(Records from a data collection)
================

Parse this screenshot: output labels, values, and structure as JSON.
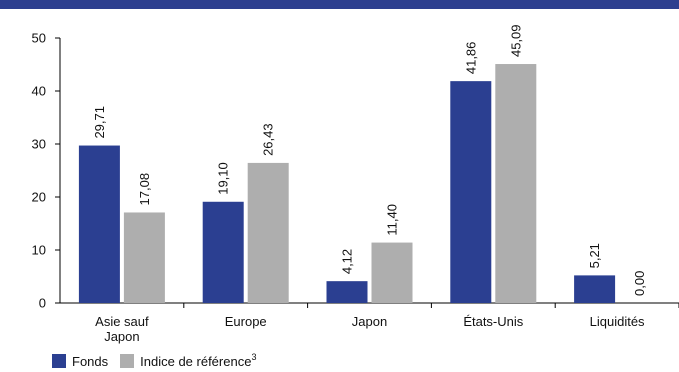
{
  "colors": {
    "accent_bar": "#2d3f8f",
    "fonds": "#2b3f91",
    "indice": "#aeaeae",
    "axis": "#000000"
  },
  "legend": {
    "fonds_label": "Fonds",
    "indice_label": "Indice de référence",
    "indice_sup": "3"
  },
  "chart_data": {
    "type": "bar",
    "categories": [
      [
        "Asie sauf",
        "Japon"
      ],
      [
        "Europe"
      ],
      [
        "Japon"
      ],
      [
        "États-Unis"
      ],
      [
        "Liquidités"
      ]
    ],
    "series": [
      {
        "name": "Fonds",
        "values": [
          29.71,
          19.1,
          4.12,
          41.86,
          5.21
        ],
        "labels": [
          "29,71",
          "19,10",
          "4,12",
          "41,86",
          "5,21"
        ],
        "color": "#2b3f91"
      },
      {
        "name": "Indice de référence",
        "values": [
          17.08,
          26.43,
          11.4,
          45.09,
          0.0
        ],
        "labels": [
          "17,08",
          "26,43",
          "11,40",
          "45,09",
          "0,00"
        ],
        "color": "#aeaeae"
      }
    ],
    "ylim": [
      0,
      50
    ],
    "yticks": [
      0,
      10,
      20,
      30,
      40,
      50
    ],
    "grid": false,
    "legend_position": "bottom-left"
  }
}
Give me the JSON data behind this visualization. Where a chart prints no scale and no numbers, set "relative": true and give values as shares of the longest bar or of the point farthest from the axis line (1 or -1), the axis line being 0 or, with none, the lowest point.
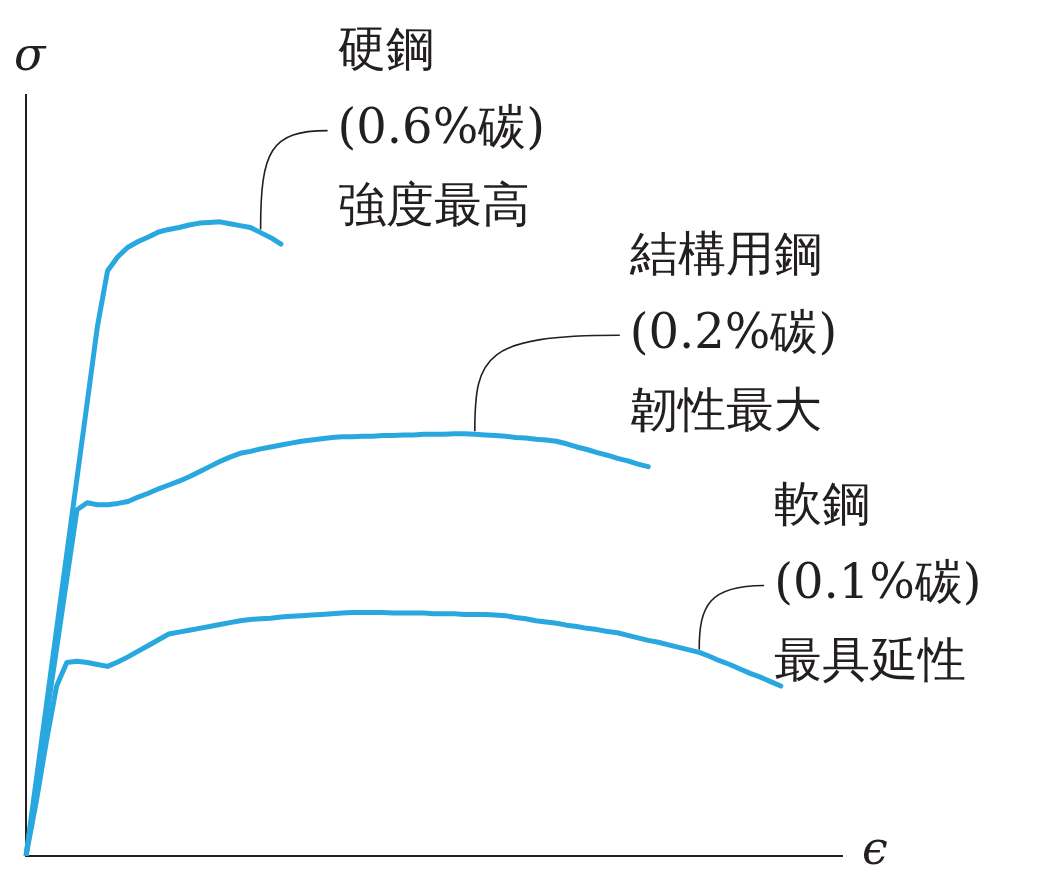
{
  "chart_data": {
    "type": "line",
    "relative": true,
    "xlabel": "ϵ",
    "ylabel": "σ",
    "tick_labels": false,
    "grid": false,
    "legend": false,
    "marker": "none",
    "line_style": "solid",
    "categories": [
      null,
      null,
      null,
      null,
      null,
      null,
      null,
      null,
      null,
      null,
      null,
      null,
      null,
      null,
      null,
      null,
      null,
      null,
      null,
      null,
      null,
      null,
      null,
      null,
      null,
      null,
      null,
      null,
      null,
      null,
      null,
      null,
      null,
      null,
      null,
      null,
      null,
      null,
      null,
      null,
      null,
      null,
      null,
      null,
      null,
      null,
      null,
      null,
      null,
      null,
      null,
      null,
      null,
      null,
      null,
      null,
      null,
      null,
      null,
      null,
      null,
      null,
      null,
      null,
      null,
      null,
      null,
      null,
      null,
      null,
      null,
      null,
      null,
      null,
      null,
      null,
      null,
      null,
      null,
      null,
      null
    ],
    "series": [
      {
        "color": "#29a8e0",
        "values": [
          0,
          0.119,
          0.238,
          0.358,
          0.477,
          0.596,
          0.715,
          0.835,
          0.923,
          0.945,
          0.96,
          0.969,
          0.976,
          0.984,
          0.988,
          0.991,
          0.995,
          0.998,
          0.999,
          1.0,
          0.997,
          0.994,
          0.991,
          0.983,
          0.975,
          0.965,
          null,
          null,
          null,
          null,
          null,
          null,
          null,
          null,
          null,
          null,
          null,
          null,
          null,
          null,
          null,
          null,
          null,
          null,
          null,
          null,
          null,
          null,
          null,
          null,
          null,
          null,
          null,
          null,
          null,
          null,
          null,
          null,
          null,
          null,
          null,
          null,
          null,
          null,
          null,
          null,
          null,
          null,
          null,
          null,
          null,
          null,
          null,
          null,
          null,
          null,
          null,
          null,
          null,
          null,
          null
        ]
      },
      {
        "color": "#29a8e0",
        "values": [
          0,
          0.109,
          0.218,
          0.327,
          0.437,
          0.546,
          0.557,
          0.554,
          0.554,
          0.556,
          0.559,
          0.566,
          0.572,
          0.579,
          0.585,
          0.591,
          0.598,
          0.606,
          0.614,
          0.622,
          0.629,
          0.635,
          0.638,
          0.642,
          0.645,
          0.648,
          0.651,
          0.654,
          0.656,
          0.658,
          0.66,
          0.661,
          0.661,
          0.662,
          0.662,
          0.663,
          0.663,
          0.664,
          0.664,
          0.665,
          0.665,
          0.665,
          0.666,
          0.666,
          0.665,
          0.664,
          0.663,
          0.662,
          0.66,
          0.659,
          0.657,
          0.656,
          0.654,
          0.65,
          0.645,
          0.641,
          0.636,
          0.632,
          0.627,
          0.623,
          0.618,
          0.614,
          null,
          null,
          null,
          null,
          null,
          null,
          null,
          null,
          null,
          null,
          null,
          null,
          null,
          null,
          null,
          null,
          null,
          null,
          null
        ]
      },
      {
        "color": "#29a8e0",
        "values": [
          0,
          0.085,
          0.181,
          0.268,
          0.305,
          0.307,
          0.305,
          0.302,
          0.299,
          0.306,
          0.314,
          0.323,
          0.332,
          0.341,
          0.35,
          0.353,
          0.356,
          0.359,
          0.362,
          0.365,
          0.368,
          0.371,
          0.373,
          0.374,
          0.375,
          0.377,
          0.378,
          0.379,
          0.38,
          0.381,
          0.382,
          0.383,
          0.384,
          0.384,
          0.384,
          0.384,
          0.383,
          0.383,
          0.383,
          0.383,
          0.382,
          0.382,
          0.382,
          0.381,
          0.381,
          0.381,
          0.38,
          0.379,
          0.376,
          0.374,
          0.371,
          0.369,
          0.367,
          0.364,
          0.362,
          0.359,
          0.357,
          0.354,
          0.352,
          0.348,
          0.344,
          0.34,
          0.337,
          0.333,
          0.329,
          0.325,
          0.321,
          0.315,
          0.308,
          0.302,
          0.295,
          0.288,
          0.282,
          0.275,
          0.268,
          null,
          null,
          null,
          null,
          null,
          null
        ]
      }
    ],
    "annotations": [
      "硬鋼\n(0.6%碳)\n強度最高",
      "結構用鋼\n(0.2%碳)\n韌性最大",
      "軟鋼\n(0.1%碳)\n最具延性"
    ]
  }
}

================

Restate each entry word for word, please, but drop any images it holds.

Parse this screenshot: output labels, values, and structure as JSON.
{
  "colors": {
    "accent_bar": "#2d3f8f",
    "fonds": "#2b3f91",
    "indice": "#aeaeae",
    "axis": "#000000"
  },
  "legend": {
    "fonds_label": "Fonds",
    "indice_label": "Indice de référence",
    "indice_sup": "3"
  },
  "chart_data": {
    "type": "bar",
    "categories": [
      [
        "Asie sauf",
        "Japon"
      ],
      [
        "Europe"
      ],
      [
        "Japon"
      ],
      [
        "États-Unis"
      ],
      [
        "Liquidités"
      ]
    ],
    "series": [
      {
        "name": "Fonds",
        "values": [
          29.71,
          19.1,
          4.12,
          41.86,
          5.21
        ],
        "labels": [
          "29,71",
          "19,10",
          "4,12",
          "41,86",
          "5,21"
        ],
        "color": "#2b3f91"
      },
      {
        "name": "Indice de référence",
        "values": [
          17.08,
          26.43,
          11.4,
          45.09,
          0.0
        ],
        "labels": [
          "17,08",
          "26,43",
          "11,40",
          "45,09",
          "0,00"
        ],
        "color": "#aeaeae"
      }
    ],
    "ylim": [
      0,
      50
    ],
    "yticks": [
      0,
      10,
      20,
      30,
      40,
      50
    ],
    "grid": false,
    "legend_position": "bottom-left"
  }
}
Give me the JSON data behind this visualization. Where a chart prints no scale and no numbers, set "relative": true and give values as shares of the longest bar or of the point farthest from the axis line (1 or -1), the axis line being 0 or, with none, the lowest point.
{
  "chart_data": {
    "type": "line",
    "relative": true,
    "xlabel": "ϵ",
    "ylabel": "σ",
    "tick_labels": false,
    "grid": false,
    "legend": false,
    "marker": "none",
    "line_style": "solid",
    "categories": [
      null,
      null,
      null,
      null,
      null,
      null,
      null,
      null,
      null,
      null,
      null,
      null,
      null,
      null,
      null,
      null,
      null,
      null,
      null,
      null,
      null,
      null,
      null,
      null,
      null,
      null,
      null,
      null,
      null,
      null,
      null,
      null,
      null,
      null,
      null,
      null,
      null,
      null,
      null,
      null,
      null,
      null,
      null,
      null,
      null,
      null,
      null,
      null,
      null,
      null,
      null,
      null,
      null,
      null,
      null,
      null,
      null,
      null,
      null,
      null,
      null,
      null,
      null,
      null,
      null,
      null,
      null,
      null,
      null,
      null,
      null,
      null,
      null,
      null,
      null,
      null,
      null,
      null,
      null,
      null,
      null
    ],
    "series": [
      {
        "color": "#29a8e0",
        "values": [
          0,
          0.119,
          0.238,
          0.358,
          0.477,
          0.596,
          0.715,
          0.835,
          0.923,
          0.945,
          0.96,
          0.969,
          0.976,
          0.984,
          0.988,
          0.991,
          0.995,
          0.998,
          0.999,
          1.0,
          0.997,
          0.994,
          0.991,
          0.983,
          0.975,
          0.965,
          null,
          null,
          null,
          null,
          null,
          null,
          null,
          null,
          null,
          null,
          null,
          null,
          null,
          null,
          null,
          null,
          null,
          null,
          null,
          null,
          null,
          null,
          null,
          null,
          null,
          null,
          null,
          null,
          null,
          null,
          null,
          null,
          null,
          null,
          null,
          null,
          null,
          null,
          null,
          null,
          null,
          null,
          null,
          null,
          null,
          null,
          null,
          null,
          null,
          null,
          null,
          null,
          null,
          null,
          null
        ]
      },
      {
        "color": "#29a8e0",
        "values": [
          0,
          0.109,
          0.218,
          0.327,
          0.437,
          0.546,
          0.557,
          0.554,
          0.554,
          0.556,
          0.559,
          0.566,
          0.572,
          0.579,
          0.585,
          0.591,
          0.598,
          0.606,
          0.614,
          0.622,
          0.629,
          0.635,
          0.638,
          0.642,
          0.645,
          0.648,
          0.651,
          0.654,
          0.656,
          0.658,
          0.66,
          0.661,
          0.661,
          0.662,
          0.662,
          0.663,
          0.663,
          0.664,
          0.664,
          0.665,
          0.665,
          0.665,
          0.666,
          0.666,
          0.665,
          0.664,
          0.663,
          0.662,
          0.66,
          0.659,
          0.657,
          0.656,
          0.654,
          0.65,
          0.645,
          0.641,
          0.636,
          0.632,
          0.627,
          0.623,
          0.618,
          0.614,
          null,
          null,
          null,
          null,
          null,
          null,
          null,
          null,
          null,
          null,
          null,
          null,
          null,
          null,
          null,
          null,
          null,
          null,
          null
        ]
      },
      {
        "color": "#29a8e0",
        "values": [
          0,
          0.085,
          0.181,
          0.268,
          0.305,
          0.307,
          0.305,
          0.302,
          0.299,
          0.306,
          0.314,
          0.323,
          0.332,
          0.341,
          0.35,
          0.353,
          0.356,
          0.359,
          0.362,
          0.365,
          0.368,
          0.371,
          0.373,
          0.374,
          0.375,
          0.377,
          0.378,
          0.379,
          0.38,
          0.381,
          0.382,
          0.383,
          0.384,
          0.384,
          0.384,
          0.384,
          0.383,
          0.383,
          0.383,
          0.383,
          0.382,
          0.382,
          0.382,
          0.381,
          0.381,
          0.381,
          0.38,
          0.379,
          0.376,
          0.374,
          0.371,
          0.369,
          0.367,
          0.364,
          0.362,
          0.359,
          0.357,
          0.354,
          0.352,
          0.348,
          0.344,
          0.34,
          0.337,
          0.333,
          0.329,
          0.325,
          0.321,
          0.315,
          0.308,
          0.302,
          0.295,
          0.288,
          0.282,
          0.275,
          0.268,
          null,
          null,
          null,
          null,
          null,
          null
        ]
      }
    ],
    "annotations": [
      "硬鋼\n(0.6%碳)\n強度最高",
      "結構用鋼\n(0.2%碳)\n韌性最大",
      "軟鋼\n(0.1%碳)\n最具延性"
    ]
  }
}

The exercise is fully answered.